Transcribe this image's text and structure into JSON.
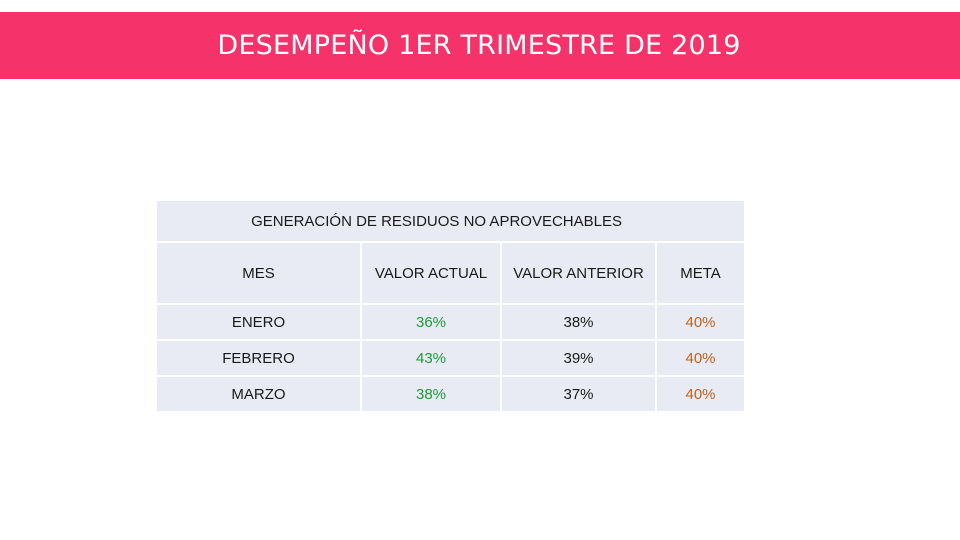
{
  "header": {
    "title": "DESEMPEÑO 1ER TRIMESTRE DE 2019",
    "banner_color": "#f5336a"
  },
  "table": {
    "title": "GENERACIÓN DE RESIDUOS NO APROVECHABLES",
    "columns": [
      "MES",
      "VALOR ACTUAL",
      "VALOR ANTERIOR",
      "META"
    ],
    "rows": [
      {
        "mes": "ENERO",
        "actual": "36%",
        "anterior": "38%",
        "meta": "40%"
      },
      {
        "mes": "FEBRERO",
        "actual": "43%",
        "anterior": "39%",
        "meta": "40%"
      },
      {
        "mes": "MARZO",
        "actual": "38%",
        "anterior": "37%",
        "meta": "40%"
      }
    ],
    "colors": {
      "cell_background": "#e8ebf4",
      "actual_text": "#1e9a3c",
      "meta_text": "#c0621b"
    }
  }
}
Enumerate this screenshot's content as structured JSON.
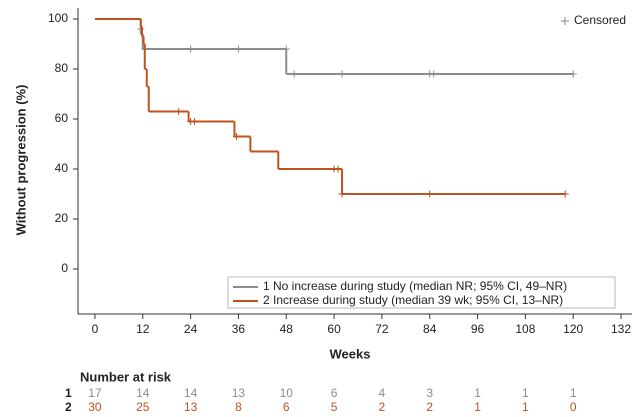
{
  "chart_data": {
    "type": "km",
    "y_label": "Without progression (%)",
    "x_label": "Weeks",
    "censored_label": "Censored",
    "xlim": [
      -4,
      134
    ],
    "xticks": [
      0,
      12,
      24,
      36,
      48,
      60,
      72,
      84,
      96,
      108,
      120,
      132
    ],
    "ylim": [
      -18,
      104
    ],
    "yticks": [
      0,
      20,
      40,
      60,
      80,
      100
    ],
    "series": [
      {
        "name": "1 No increase during study (median NR; 95% CI, 49–NR)",
        "color": "#8c8c8c",
        "x": [
          0,
          11.5,
          12,
          48,
          120
        ],
        "values": [
          100,
          94,
          88,
          78,
          78
        ],
        "censored_x": [
          11.5,
          12.5,
          24,
          36,
          48,
          50,
          62,
          84,
          85,
          120
        ],
        "censored_values": [
          96,
          88,
          88,
          88,
          88,
          78,
          78,
          78,
          78,
          78
        ]
      },
      {
        "name": "2 Increase during study (median 39 wk; 95% CI, 13–NR)",
        "color": "#c0531d",
        "x": [
          0,
          11.5,
          11.8,
          12.2,
          12.5,
          13,
          13.5,
          23.5,
          35,
          39,
          46,
          62,
          118
        ],
        "values": [
          100,
          97,
          93,
          90,
          80,
          73,
          63,
          59,
          53,
          47,
          40,
          30,
          30
        ],
        "censored_x": [
          21,
          24,
          25,
          35.5,
          60,
          61,
          62,
          84,
          118
        ],
        "censored_values": [
          63,
          59,
          59,
          53,
          40,
          40,
          30,
          30,
          30
        ]
      }
    ],
    "risk_table": {
      "title": "Number at risk",
      "rows": [
        {
          "label": "1",
          "counts": [
            17,
            14,
            14,
            13,
            10,
            6,
            4,
            3,
            1,
            1,
            1
          ]
        },
        {
          "label": "2",
          "counts": [
            30,
            25,
            13,
            8,
            6,
            5,
            2,
            2,
            1,
            1,
            0
          ]
        }
      ]
    }
  }
}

### Requirement
Across the entries, how many lines hold the word "this"? Say only the number.

### Solved exercise
2